[Stored data entries]
— BEGIN —
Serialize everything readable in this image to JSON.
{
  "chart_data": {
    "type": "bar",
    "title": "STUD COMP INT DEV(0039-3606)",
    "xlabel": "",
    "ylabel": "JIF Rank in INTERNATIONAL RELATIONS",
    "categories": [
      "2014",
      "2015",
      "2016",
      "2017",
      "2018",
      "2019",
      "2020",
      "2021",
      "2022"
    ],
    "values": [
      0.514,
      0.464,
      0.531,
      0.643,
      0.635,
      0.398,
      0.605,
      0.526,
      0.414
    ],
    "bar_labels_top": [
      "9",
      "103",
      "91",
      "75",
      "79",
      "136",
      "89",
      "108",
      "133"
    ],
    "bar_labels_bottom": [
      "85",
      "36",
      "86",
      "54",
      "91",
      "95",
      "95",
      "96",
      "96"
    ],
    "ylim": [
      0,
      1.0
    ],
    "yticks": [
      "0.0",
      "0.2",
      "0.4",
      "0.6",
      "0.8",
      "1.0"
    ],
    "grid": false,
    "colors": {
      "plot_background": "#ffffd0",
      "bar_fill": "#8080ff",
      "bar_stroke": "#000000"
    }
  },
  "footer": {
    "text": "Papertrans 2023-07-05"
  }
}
— END —
Without leaving anything out, give the entries again exactly.

* [RESPONSE]:
Serialize everything readable in this image to JSON.
{
  "chart_data": {
    "type": "bar",
    "title": "STUD COMP INT DEV(0039-3606)",
    "xlabel": "",
    "ylabel": "JIF Rank in INTERNATIONAL RELATIONS",
    "categories": [
      "2014",
      "2015",
      "2016",
      "2017",
      "2018",
      "2019",
      "2020",
      "2021",
      "2022"
    ],
    "values": [
      0.514,
      0.464,
      0.531,
      0.643,
      0.635,
      0.398,
      0.605,
      0.526,
      0.414
    ],
    "bar_labels_top": [
      "9",
      "103",
      "91",
      "75",
      "79",
      "136",
      "89",
      "108",
      "133"
    ],
    "bar_labels_bottom": [
      "85",
      "36",
      "86",
      "54",
      "91",
      "95",
      "95",
      "96",
      "96"
    ],
    "ylim": [
      0,
      1.0
    ],
    "yticks": [
      "0.0",
      "0.2",
      "0.4",
      "0.6",
      "0.8",
      "1.0"
    ],
    "grid": false,
    "colors": {
      "plot_background": "#ffffd0",
      "bar_fill": "#8080ff",
      "bar_stroke": "#000000"
    }
  },
  "footer": {
    "text": "Papertrans 2023-07-05"
  }
}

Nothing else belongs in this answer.